• _OBJECTIVE_:
Copy every line that holds "title".

(Figure collection entries)
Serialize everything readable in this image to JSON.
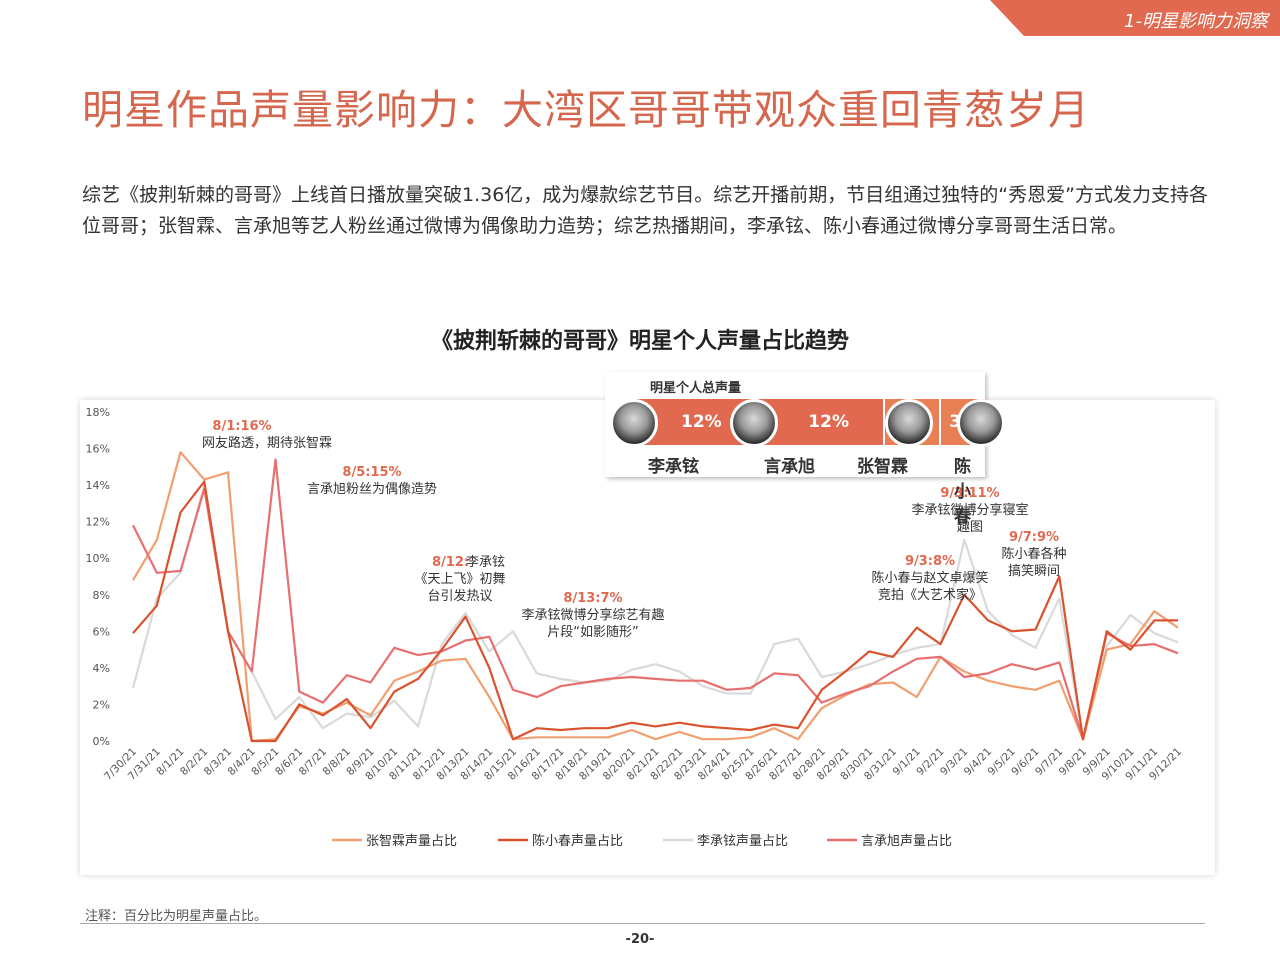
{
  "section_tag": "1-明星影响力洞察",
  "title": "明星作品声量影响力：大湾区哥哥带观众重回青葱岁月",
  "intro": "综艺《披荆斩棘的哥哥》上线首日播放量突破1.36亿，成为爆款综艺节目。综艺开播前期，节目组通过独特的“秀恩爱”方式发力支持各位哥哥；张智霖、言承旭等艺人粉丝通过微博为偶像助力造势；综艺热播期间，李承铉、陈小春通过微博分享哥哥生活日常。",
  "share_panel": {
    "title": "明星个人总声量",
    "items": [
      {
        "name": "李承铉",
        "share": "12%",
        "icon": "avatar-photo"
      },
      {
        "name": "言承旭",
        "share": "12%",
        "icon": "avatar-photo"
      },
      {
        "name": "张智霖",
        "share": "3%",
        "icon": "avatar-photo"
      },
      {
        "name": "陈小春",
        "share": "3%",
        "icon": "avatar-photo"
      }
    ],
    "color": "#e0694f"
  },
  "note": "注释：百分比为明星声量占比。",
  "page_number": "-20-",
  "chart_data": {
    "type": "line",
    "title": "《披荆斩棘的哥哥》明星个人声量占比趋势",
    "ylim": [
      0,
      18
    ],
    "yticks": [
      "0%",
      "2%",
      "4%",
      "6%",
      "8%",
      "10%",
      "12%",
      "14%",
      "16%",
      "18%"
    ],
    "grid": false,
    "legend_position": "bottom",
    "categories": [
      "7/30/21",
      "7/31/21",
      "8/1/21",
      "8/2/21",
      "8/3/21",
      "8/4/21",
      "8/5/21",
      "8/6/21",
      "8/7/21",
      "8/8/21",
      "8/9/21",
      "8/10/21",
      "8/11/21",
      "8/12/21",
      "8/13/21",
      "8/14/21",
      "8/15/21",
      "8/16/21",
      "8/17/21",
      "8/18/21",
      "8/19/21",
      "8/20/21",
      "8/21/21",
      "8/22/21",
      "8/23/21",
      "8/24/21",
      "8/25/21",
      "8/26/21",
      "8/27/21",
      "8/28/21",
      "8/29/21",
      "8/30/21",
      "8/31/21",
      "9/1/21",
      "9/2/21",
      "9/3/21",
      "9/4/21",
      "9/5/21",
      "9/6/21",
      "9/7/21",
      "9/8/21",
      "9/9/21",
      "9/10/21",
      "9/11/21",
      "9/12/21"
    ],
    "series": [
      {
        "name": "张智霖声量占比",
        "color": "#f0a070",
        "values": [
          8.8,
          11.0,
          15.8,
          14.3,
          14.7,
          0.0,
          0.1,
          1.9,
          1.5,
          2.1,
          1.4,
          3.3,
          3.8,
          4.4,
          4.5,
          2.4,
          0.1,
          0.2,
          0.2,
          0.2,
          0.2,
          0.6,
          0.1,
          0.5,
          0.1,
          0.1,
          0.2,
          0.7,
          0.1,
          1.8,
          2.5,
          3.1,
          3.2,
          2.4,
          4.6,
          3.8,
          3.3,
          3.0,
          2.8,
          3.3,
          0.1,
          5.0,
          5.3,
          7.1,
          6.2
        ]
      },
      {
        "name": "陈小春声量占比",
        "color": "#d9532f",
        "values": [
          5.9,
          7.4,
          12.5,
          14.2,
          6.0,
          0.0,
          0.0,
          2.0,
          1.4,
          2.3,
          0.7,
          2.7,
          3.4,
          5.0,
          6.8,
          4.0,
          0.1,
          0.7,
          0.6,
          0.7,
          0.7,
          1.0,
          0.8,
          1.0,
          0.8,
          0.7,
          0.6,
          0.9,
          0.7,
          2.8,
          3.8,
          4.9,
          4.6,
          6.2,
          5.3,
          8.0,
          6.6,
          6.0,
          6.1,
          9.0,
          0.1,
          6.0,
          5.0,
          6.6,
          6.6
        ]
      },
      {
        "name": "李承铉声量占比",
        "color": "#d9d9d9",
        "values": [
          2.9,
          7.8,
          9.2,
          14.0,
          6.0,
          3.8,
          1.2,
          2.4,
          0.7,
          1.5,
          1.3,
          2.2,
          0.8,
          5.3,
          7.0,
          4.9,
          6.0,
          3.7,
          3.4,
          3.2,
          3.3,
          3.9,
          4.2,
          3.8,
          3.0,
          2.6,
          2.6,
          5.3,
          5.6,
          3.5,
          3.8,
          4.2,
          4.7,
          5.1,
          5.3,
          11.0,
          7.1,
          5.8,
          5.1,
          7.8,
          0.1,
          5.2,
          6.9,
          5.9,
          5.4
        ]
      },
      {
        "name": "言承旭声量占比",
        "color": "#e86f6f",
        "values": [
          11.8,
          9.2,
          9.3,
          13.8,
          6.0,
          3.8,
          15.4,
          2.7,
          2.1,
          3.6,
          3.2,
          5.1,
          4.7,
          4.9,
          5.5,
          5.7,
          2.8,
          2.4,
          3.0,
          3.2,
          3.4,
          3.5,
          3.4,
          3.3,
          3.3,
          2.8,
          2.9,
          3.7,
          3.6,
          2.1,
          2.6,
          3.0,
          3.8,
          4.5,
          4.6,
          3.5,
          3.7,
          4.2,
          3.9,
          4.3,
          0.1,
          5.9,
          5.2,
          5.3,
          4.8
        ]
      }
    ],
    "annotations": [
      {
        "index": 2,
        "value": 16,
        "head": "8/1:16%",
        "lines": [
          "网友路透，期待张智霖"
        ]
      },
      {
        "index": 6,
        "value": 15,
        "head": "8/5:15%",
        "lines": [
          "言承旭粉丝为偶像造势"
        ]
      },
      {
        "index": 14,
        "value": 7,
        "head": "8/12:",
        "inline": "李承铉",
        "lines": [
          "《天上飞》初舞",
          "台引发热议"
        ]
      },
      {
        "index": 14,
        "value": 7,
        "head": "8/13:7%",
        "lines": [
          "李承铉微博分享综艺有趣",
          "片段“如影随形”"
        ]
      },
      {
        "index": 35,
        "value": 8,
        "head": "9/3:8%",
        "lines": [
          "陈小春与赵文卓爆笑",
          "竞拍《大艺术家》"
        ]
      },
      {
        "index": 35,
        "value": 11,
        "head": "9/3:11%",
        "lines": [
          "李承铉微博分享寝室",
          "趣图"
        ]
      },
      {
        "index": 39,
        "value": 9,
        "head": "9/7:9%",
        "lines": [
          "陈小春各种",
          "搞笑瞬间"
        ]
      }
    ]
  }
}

• _OUTPUT OF THE EXERCISE_:
  "title": "明星作品声量影响力：大湾区哥哥带观众重回青葱岁月",
    "title": "明星个人总声量",
    "title": "《披荆斩棘的哥哥》明星个人声量占比趋势",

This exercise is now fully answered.